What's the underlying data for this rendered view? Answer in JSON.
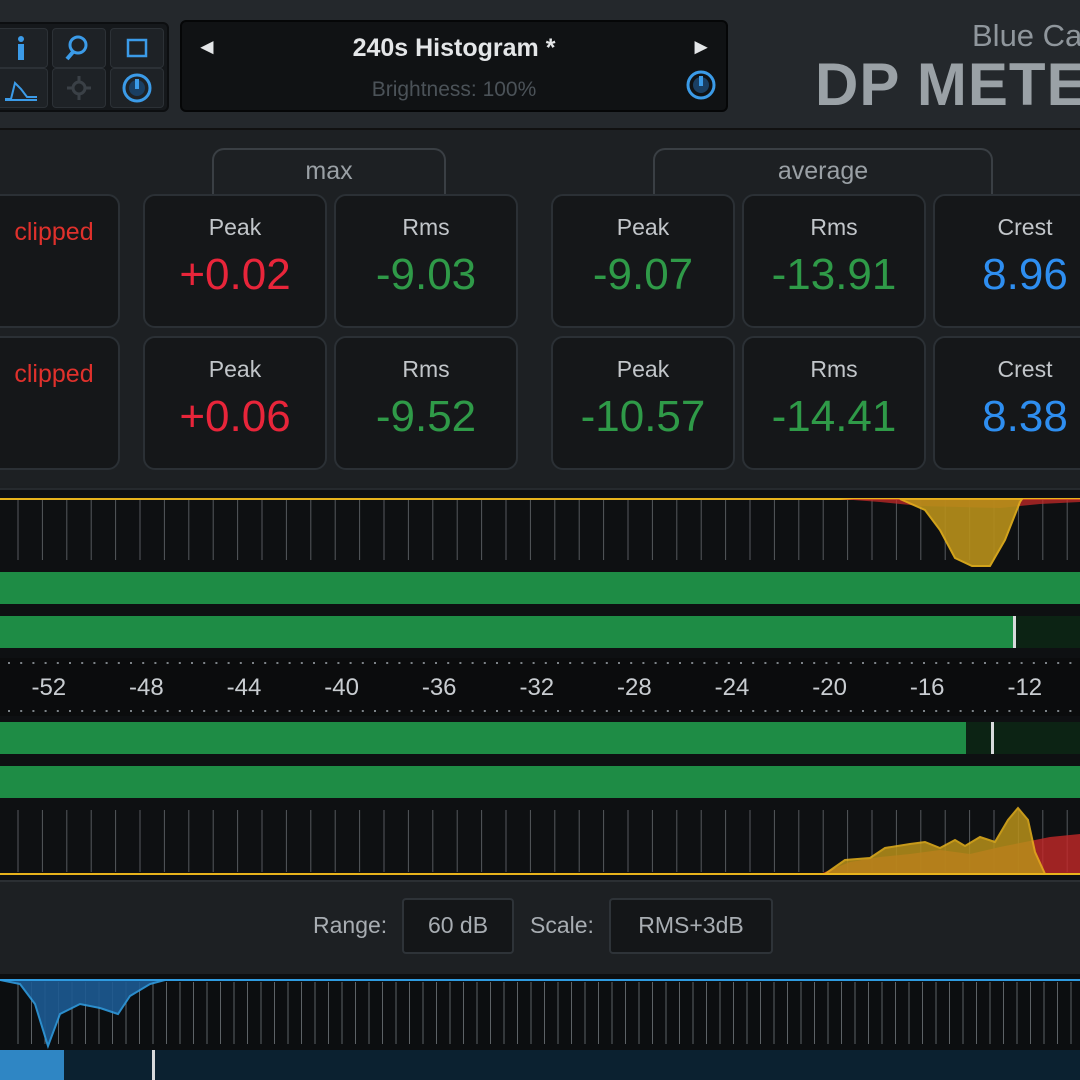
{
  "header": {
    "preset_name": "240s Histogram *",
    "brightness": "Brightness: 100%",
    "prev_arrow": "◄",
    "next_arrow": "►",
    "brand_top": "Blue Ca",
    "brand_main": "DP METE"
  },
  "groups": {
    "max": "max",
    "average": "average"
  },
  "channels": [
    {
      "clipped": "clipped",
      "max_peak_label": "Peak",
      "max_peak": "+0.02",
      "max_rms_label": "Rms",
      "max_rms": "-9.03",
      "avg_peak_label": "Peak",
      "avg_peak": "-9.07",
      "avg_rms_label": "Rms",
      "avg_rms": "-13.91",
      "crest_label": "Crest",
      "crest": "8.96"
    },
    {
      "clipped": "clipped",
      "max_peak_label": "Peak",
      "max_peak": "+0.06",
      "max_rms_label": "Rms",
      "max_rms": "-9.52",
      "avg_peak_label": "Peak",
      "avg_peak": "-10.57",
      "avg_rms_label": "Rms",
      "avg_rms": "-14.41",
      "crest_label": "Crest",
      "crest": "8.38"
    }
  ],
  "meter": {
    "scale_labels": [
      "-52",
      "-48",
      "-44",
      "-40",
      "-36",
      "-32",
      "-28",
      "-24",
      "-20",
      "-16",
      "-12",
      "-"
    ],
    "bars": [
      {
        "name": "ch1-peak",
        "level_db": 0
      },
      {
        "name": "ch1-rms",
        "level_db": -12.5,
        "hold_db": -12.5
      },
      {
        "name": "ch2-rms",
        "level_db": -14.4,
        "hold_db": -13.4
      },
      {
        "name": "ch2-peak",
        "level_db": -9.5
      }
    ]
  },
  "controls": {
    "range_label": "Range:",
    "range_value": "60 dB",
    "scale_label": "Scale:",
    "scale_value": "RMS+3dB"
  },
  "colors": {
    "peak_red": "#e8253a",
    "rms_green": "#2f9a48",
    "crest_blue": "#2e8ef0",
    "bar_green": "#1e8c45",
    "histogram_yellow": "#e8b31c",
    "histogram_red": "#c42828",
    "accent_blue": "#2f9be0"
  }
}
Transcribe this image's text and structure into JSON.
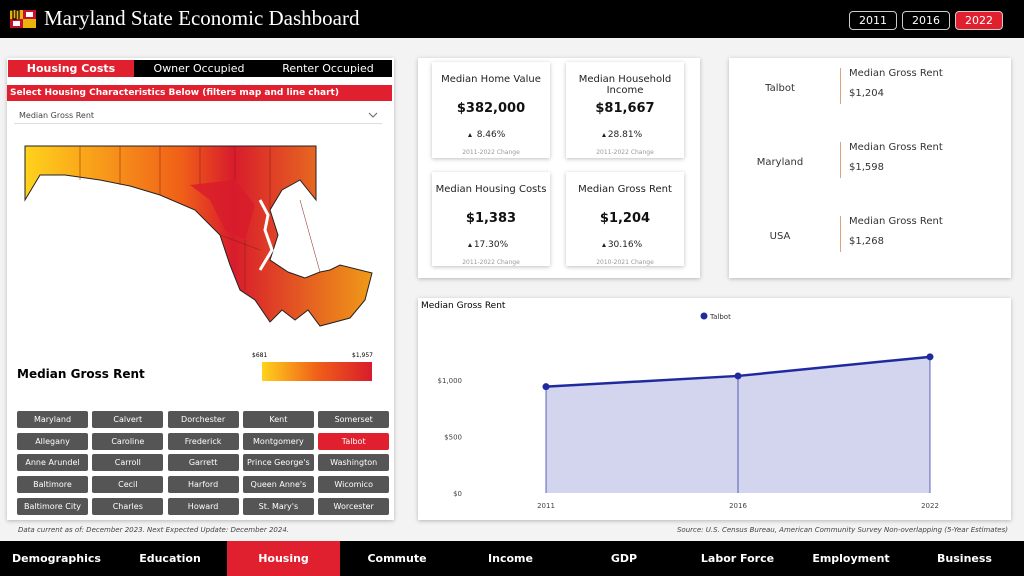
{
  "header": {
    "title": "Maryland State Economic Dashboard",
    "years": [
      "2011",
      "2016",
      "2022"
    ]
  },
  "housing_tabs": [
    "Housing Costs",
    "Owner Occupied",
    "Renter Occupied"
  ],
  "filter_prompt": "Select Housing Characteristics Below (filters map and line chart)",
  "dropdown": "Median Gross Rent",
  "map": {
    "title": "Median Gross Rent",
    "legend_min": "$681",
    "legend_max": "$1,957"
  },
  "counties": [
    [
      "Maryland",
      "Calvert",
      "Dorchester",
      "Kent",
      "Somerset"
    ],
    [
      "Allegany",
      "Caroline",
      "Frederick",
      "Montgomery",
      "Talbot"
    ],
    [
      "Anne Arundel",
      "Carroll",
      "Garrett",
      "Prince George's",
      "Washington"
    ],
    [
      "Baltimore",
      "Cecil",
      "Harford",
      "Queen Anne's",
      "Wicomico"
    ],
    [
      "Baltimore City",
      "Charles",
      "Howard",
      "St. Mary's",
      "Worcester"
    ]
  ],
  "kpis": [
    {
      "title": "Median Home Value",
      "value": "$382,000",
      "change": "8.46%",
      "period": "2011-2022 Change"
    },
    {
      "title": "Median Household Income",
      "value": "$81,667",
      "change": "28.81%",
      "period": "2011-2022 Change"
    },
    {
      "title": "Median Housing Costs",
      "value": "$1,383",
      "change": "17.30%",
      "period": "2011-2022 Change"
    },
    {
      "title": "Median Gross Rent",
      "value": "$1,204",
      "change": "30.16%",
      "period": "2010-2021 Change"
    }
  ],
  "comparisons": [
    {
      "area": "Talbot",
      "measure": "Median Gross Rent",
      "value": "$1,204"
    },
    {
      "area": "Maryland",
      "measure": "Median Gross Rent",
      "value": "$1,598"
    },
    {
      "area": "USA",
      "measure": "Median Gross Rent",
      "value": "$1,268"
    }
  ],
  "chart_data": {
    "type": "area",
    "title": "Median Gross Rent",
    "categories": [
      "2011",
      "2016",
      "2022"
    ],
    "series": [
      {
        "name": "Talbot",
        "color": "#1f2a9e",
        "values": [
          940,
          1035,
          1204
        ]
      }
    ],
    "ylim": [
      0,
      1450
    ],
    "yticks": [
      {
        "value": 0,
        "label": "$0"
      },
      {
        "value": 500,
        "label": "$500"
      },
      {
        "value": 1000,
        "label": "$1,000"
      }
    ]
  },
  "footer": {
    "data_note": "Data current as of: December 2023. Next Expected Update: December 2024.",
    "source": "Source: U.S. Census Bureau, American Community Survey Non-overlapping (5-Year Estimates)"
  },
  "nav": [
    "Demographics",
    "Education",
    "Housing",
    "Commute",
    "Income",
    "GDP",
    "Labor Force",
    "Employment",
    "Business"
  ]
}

____________

> _THE PROBLEM_
Write out all the entries again, word for word, and print no images.

> _SOLUTION_
What's the underlying data for this rendered view? Answer in JSON.
{
  "header": {
    "preset_name": "240s Histogram *",
    "brightness": "Brightness: 100%",
    "prev_arrow": "◄",
    "next_arrow": "►",
    "brand_top": "Blue Ca",
    "brand_main": "DP METE"
  },
  "groups": {
    "max": "max",
    "average": "average"
  },
  "channels": [
    {
      "clipped": "clipped",
      "max_peak_label": "Peak",
      "max_peak": "+0.02",
      "max_rms_label": "Rms",
      "max_rms": "-9.03",
      "avg_peak_label": "Peak",
      "avg_peak": "-9.07",
      "avg_rms_label": "Rms",
      "avg_rms": "-13.91",
      "crest_label": "Crest",
      "crest": "8.96"
    },
    {
      "clipped": "clipped",
      "max_peak_label": "Peak",
      "max_peak": "+0.06",
      "max_rms_label": "Rms",
      "max_rms": "-9.52",
      "avg_peak_label": "Peak",
      "avg_peak": "-10.57",
      "avg_rms_label": "Rms",
      "avg_rms": "-14.41",
      "crest_label": "Crest",
      "crest": "8.38"
    }
  ],
  "meter": {
    "scale_labels": [
      "-52",
      "-48",
      "-44",
      "-40",
      "-36",
      "-32",
      "-28",
      "-24",
      "-20",
      "-16",
      "-12",
      "-"
    ],
    "bars": [
      {
        "name": "ch1-peak",
        "level_db": 0
      },
      {
        "name": "ch1-rms",
        "level_db": -12.5,
        "hold_db": -12.5
      },
      {
        "name": "ch2-rms",
        "level_db": -14.4,
        "hold_db": -13.4
      },
      {
        "name": "ch2-peak",
        "level_db": -9.5
      }
    ]
  },
  "controls": {
    "range_label": "Range:",
    "range_value": "60 dB",
    "scale_label": "Scale:",
    "scale_value": "RMS+3dB"
  },
  "colors": {
    "peak_red": "#e8253a",
    "rms_green": "#2f9a48",
    "crest_blue": "#2e8ef0",
    "bar_green": "#1e8c45",
    "histogram_yellow": "#e8b31c",
    "histogram_red": "#c42828",
    "accent_blue": "#2f9be0"
  }
}
Transcribe this image's text and structure into JSON.
{
  "header": {
    "title": "Maryland State Economic Dashboard",
    "years": [
      "2011",
      "2016",
      "2022"
    ]
  },
  "housing_tabs": [
    "Housing Costs",
    "Owner Occupied",
    "Renter Occupied"
  ],
  "filter_prompt": "Select Housing Characteristics Below (filters map and line chart)",
  "dropdown": "Median Gross Rent",
  "map": {
    "title": "Median Gross Rent",
    "legend_min": "$681",
    "legend_max": "$1,957"
  },
  "counties": [
    [
      "Maryland",
      "Calvert",
      "Dorchester",
      "Kent",
      "Somerset"
    ],
    [
      "Allegany",
      "Caroline",
      "Frederick",
      "Montgomery",
      "Talbot"
    ],
    [
      "Anne Arundel",
      "Carroll",
      "Garrett",
      "Prince George's",
      "Washington"
    ],
    [
      "Baltimore",
      "Cecil",
      "Harford",
      "Queen Anne's",
      "Wicomico"
    ],
    [
      "Baltimore City",
      "Charles",
      "Howard",
      "St. Mary's",
      "Worcester"
    ]
  ],
  "kpis": [
    {
      "title": "Median Home Value",
      "value": "$382,000",
      "change": "8.46%",
      "period": "2011-2022 Change"
    },
    {
      "title": "Median Household Income",
      "value": "$81,667",
      "change": "28.81%",
      "period": "2011-2022 Change"
    },
    {
      "title": "Median Housing Costs",
      "value": "$1,383",
      "change": "17.30%",
      "period": "2011-2022 Change"
    },
    {
      "title": "Median Gross Rent",
      "value": "$1,204",
      "change": "30.16%",
      "period": "2010-2021 Change"
    }
  ],
  "comparisons": [
    {
      "area": "Talbot",
      "measure": "Median Gross Rent",
      "value": "$1,204"
    },
    {
      "area": "Maryland",
      "measure": "Median Gross Rent",
      "value": "$1,598"
    },
    {
      "area": "USA",
      "measure": "Median Gross Rent",
      "value": "$1,268"
    }
  ],
  "chart_data": {
    "type": "area",
    "title": "Median Gross Rent",
    "categories": [
      "2011",
      "2016",
      "2022"
    ],
    "series": [
      {
        "name": "Talbot",
        "color": "#1f2a9e",
        "values": [
          940,
          1035,
          1204
        ]
      }
    ],
    "ylim": [
      0,
      1450
    ],
    "yticks": [
      {
        "value": 0,
        "label": "$0"
      },
      {
        "value": 500,
        "label": "$500"
      },
      {
        "value": 1000,
        "label": "$1,000"
      }
    ]
  },
  "footer": {
    "data_note": "Data current as of: December 2023. Next Expected Update: December 2024.",
    "source": "Source: U.S. Census Bureau, American Community Survey Non-overlapping (5-Year Estimates)"
  },
  "nav": [
    "Demographics",
    "Education",
    "Housing",
    "Commute",
    "Income",
    "GDP",
    "Labor Force",
    "Employment",
    "Business"
  ]
}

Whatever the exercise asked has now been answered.